__Exercise prompt__. From the line with "Read out every word on this page." through the final line, transcribe the material below character for character; include no other lines.

__Exercise input__.
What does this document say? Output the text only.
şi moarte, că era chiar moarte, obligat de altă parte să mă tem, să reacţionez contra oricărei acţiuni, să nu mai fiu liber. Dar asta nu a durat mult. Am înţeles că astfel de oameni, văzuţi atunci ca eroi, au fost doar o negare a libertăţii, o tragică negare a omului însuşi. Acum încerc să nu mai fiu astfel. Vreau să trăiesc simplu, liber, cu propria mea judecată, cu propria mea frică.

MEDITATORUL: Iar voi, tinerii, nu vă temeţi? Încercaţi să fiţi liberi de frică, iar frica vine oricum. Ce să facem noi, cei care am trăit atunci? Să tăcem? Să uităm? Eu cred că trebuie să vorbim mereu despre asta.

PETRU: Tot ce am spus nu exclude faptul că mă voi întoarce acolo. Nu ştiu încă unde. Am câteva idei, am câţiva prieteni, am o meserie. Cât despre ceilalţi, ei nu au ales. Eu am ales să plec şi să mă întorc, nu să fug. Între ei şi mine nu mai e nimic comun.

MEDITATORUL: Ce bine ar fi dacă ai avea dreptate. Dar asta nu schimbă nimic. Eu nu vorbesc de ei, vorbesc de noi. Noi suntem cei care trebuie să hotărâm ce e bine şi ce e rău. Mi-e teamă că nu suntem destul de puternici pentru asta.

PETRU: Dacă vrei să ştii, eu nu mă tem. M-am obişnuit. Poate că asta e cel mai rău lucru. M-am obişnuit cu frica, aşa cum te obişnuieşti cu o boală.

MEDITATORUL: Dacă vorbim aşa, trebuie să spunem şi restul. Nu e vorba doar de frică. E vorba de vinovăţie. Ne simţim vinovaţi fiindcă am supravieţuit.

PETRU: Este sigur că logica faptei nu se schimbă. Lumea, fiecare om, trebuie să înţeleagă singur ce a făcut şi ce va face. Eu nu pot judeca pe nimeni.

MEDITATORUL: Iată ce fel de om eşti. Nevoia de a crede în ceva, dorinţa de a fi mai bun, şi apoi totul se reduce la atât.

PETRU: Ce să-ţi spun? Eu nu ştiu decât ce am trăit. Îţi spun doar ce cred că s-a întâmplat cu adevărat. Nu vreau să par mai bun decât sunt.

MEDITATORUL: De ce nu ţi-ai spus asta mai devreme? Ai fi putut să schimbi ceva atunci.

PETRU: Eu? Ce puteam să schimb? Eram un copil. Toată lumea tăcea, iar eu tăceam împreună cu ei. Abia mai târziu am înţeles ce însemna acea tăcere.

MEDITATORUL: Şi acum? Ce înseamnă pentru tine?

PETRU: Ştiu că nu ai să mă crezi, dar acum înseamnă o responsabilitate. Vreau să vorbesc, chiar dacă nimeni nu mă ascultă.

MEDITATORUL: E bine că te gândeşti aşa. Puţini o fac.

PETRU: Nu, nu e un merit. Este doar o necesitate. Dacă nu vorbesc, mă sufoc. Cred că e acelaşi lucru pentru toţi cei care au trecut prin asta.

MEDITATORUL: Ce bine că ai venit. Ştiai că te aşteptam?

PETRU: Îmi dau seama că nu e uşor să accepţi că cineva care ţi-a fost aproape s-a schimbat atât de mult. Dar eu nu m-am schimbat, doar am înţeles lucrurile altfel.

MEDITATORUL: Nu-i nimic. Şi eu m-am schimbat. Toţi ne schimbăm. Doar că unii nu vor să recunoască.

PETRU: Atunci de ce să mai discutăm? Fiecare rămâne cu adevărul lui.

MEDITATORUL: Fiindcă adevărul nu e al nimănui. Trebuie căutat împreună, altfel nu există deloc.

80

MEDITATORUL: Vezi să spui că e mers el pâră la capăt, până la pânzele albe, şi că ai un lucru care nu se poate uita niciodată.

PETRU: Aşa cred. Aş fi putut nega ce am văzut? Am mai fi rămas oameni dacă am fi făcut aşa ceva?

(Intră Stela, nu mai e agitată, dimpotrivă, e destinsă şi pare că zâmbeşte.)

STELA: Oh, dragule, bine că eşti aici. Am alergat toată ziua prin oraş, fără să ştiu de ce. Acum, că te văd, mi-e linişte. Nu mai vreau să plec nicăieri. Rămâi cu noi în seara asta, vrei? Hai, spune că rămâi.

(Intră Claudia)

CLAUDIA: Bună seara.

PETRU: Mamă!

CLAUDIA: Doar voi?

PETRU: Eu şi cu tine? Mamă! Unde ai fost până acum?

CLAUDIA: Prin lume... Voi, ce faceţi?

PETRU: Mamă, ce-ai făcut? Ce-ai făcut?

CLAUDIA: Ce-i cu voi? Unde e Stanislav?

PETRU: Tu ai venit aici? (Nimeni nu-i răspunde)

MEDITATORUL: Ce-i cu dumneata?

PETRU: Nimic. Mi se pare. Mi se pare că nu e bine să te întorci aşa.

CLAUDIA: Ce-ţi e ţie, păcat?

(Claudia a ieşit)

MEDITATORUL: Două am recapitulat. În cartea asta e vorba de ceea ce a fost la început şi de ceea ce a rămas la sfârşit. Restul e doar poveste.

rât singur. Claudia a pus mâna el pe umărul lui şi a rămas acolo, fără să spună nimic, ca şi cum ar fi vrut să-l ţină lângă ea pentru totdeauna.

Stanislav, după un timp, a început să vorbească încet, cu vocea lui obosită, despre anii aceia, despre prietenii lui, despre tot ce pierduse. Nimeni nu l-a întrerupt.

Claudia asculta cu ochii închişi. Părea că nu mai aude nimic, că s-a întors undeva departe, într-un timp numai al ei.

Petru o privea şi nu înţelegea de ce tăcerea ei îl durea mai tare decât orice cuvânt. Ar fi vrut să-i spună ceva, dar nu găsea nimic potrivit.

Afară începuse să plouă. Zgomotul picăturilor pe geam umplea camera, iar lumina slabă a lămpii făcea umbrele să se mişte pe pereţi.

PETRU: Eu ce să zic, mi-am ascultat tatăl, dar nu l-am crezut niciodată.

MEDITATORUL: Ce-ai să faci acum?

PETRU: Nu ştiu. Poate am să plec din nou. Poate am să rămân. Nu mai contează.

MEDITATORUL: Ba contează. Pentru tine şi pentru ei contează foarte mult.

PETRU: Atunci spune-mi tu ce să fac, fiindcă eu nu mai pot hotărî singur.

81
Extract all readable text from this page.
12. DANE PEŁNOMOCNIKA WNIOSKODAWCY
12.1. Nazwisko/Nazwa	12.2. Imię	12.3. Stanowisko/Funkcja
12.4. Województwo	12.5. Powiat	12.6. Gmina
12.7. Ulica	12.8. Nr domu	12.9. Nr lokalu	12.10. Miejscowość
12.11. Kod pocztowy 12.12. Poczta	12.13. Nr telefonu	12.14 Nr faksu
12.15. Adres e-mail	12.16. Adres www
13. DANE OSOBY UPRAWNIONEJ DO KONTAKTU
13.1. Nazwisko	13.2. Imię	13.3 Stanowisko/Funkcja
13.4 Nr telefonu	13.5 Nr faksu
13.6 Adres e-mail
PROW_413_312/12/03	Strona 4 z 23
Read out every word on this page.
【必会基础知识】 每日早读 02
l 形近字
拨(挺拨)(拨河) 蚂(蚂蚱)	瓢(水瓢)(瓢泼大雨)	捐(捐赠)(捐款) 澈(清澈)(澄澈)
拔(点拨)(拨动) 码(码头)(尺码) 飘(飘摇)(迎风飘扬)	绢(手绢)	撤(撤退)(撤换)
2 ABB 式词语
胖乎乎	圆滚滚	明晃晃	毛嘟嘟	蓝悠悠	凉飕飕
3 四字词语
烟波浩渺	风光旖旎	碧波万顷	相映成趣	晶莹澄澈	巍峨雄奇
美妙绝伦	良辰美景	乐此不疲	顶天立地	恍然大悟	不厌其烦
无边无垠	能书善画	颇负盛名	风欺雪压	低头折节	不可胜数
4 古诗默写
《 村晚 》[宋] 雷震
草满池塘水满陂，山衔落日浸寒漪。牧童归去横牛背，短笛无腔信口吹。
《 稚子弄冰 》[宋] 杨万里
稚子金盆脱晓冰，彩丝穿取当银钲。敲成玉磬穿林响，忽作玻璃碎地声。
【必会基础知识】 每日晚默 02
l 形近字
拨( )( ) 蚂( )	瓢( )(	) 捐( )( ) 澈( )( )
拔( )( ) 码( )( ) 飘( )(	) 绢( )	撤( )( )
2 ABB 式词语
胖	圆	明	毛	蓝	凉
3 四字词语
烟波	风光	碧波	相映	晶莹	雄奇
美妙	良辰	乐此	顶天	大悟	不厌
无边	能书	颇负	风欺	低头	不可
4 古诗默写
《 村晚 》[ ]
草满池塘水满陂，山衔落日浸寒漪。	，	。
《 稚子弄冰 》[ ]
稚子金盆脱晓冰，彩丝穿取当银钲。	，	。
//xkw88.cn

__Finished task__.
Read out every word on this page.
【必会基础知识】 每日早读 02
l 形近字
拨(挺拨)(拨河) 蚂(蚂蚱)	瓢(水瓢)(瓢泼大雨)	捐(捐赠)(捐款) 澈(清澈)(澄澈)
拔(点拨)(拨动) 码(码头)(尺码) 飘(飘摇)(迎风飘扬)	绢(手绢)	撤(撤退)(撤换)
2 ABB 式词语
胖乎乎	圆滚滚	明晃晃	毛嘟嘟	蓝悠悠	凉飕飕
3 四字词语
烟波浩渺	风光旖旎	碧波万顷	相映成趣	晶莹澄澈	巍峨雄奇
美妙绝伦	良辰美景	乐此不疲	顶天立地	恍然大悟	不厌其烦
无边无垠	能书善画	颇负盛名	风欺雪压	低头折节	不可胜数
4 古诗默写
《 村晚 》[宋] 雷震
草满池塘水满陂，山衔落日浸寒漪。牧童归去横牛背，短笛无腔信口吹。
《 稚子弄冰 》[宋] 杨万里
稚子金盆脱晓冰，彩丝穿取当银钲。敲成玉磬穿林响，忽作玻璃碎地声。
【必会基础知识】 每日晚默 02
l 形近字
拨( )( ) 蚂( )	瓢( )(	) 捐( )( ) 澈( )( )
拔( )( ) 码( )( ) 飘( )(	) 绢( )	撤( )( )
2 ABB 式词语
胖	圆	明	毛	蓝	凉
3 四字词语
烟波	风光	碧波	相映	晶莹	雄奇
美妙	良辰	乐此	顶天	大悟	不厌
无边	能书	颇负	风欺	低头	不可
4 古诗默写
《 村晚 》[ ]
草满池塘水满陂，山衔落日浸寒漪。	，	。
《 稚子弄冰 》[ ]
稚子金盆脱晓冰，彩丝穿取当银钲。	，	。
//xkw88.cn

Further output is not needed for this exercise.